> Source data
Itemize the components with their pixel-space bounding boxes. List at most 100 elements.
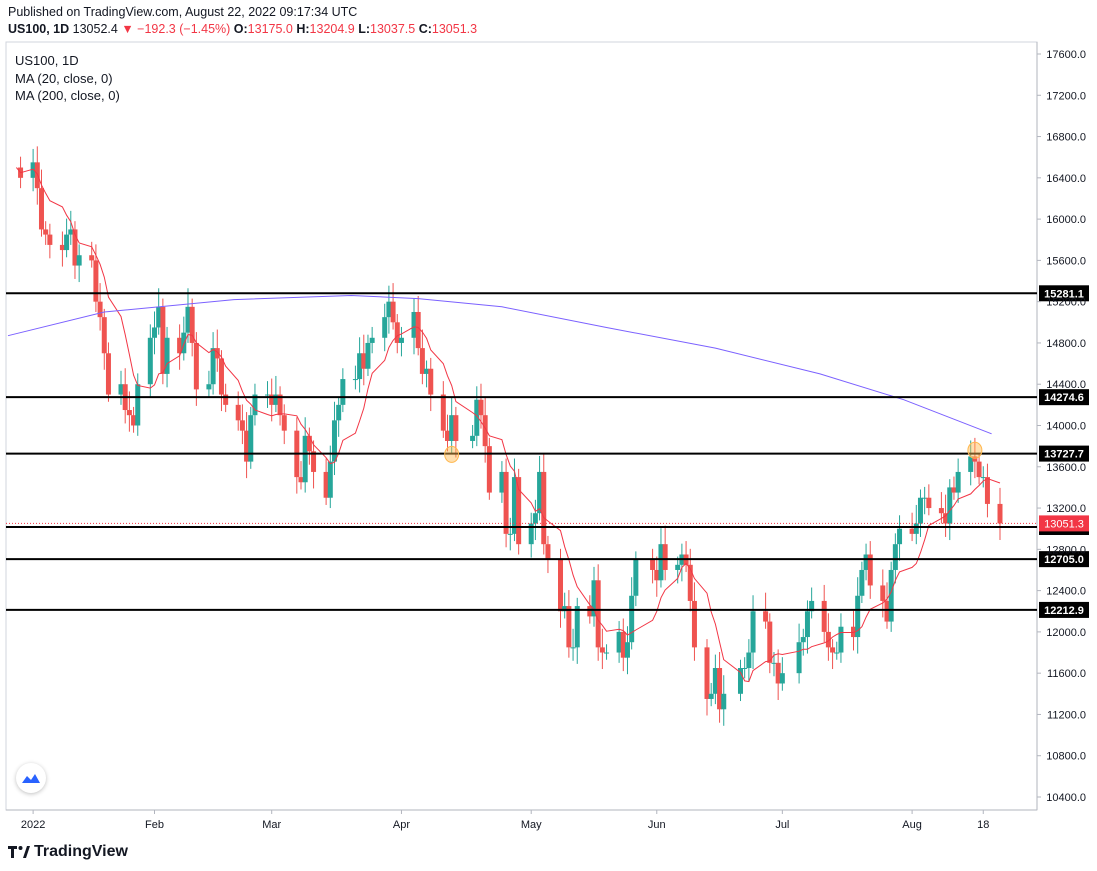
candle (968, 440, 974, 486)
candle (888, 561, 894, 632)
y-tick-label: 16800.0 (1046, 132, 1086, 144)
candle (394, 314, 400, 354)
candle (650, 548, 656, 584)
level-label: 14274.6 (1044, 392, 1084, 404)
candle (164, 326, 170, 388)
x-tick-label: Apr (393, 819, 410, 831)
y-tick-label: 16400.0 (1046, 173, 1086, 185)
candle (516, 468, 522, 555)
candle (76, 244, 82, 283)
y-tick-label: 14400.0 (1046, 379, 1086, 391)
candle (562, 592, 568, 619)
candle (486, 437, 492, 500)
candle (181, 316, 187, 361)
down-arrow-icon: ▼ (121, 22, 134, 36)
marker[interactable] (444, 445, 460, 463)
candle (101, 308, 107, 370)
candle (825, 613, 831, 661)
x-tick-label: Jul (775, 819, 789, 831)
moving-averages (7, 167, 1001, 683)
candle (528, 512, 534, 558)
candle (265, 381, 271, 408)
candle (89, 241, 95, 268)
y-tick-label: 11600.0 (1047, 668, 1086, 680)
candle (365, 334, 371, 376)
level-label-bg (1039, 601, 1089, 618)
candle (917, 489, 923, 537)
last-price-label-bg (1039, 515, 1089, 532)
time-axis[interactable]: 2022 Feb Mar Apr May Jun Jul Aug 18 (6, 809, 1037, 831)
candle (746, 639, 752, 682)
candle (156, 288, 162, 335)
candle (470, 424, 476, 449)
x-tick-label: Mar (262, 819, 281, 831)
legend-ma20[interactable]: MA (20, close, 0) (15, 70, 113, 86)
candle (712, 654, 718, 705)
legend: US100, 1D MA (20, close, 0) MA (200, clo… (15, 52, 120, 105)
y-tick-label: 17200.0 (1046, 90, 1086, 102)
candle (624, 626, 630, 675)
candle (976, 453, 982, 485)
level-label-bg (1039, 285, 1089, 302)
candle (273, 375, 279, 413)
close-label: C: (418, 22, 432, 36)
level-label-bg (1039, 551, 1089, 568)
candle (591, 566, 597, 627)
level-label: 12212.9 (1044, 605, 1084, 617)
candle (499, 461, 505, 503)
candle (419, 329, 425, 385)
candle (821, 584, 827, 643)
high-label: H: (296, 22, 310, 36)
y-tick-label: 11200.0 (1047, 709, 1086, 721)
y-tick-label: 14000.0 (1046, 421, 1086, 433)
open-value: 13175.0 (247, 22, 293, 36)
candle (369, 326, 375, 354)
price-change: −192.3 (−1.45%) (137, 22, 231, 36)
candle (444, 414, 450, 452)
y-tick-label: 10800.0 (1046, 751, 1086, 763)
y-tick-label: 13600.0 (1046, 462, 1086, 474)
candle (151, 311, 157, 355)
candles (18, 146, 1003, 726)
candle (662, 525, 668, 581)
x-tick-label: May (521, 819, 542, 831)
candle (482, 396, 488, 463)
candle (863, 543, 869, 581)
candle (800, 628, 806, 656)
open-label: O: (233, 22, 248, 36)
y-tick-label: 12800.0 (1046, 544, 1086, 556)
candle (449, 396, 455, 455)
candle (922, 486, 928, 515)
candle (859, 561, 865, 603)
candle (206, 370, 212, 397)
ma200-line (7, 294, 992, 435)
candle (440, 381, 446, 438)
candle (252, 383, 258, 426)
candle (248, 406, 254, 469)
candle (750, 595, 756, 670)
y-tick-label: 13200.0 (1046, 503, 1086, 515)
candle (327, 445, 333, 509)
candle (311, 440, 317, 489)
low-label: L: (358, 22, 371, 36)
candle (658, 528, 664, 588)
candle (541, 453, 547, 555)
marker[interactable] (967, 441, 983, 459)
candle (721, 675, 727, 726)
candle (809, 587, 815, 619)
legend-ma200[interactable]: MA (200, close, 0) (15, 88, 120, 103)
candle (595, 564, 601, 661)
price-axis[interactable]: 17600.0 17200.0 16800.0 16400.0 16000.0 15600… (1037, 49, 1086, 804)
level-label-bg (1039, 445, 1089, 462)
brand-name: TradingView (34, 843, 128, 860)
candle (704, 639, 710, 716)
level-label: 13727.7 (1044, 449, 1084, 461)
candle (629, 577, 635, 650)
candle (38, 169, 44, 237)
candle (997, 487, 1003, 540)
candle (160, 298, 166, 385)
candle (323, 458, 329, 505)
tradingview-logo-button[interactable] (16, 763, 46, 793)
x-tick-label: 2022 (21, 819, 45, 831)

> What is asked
How many lines of the data above contain the string "interactable"? Give only the number.

> Solved exercise
7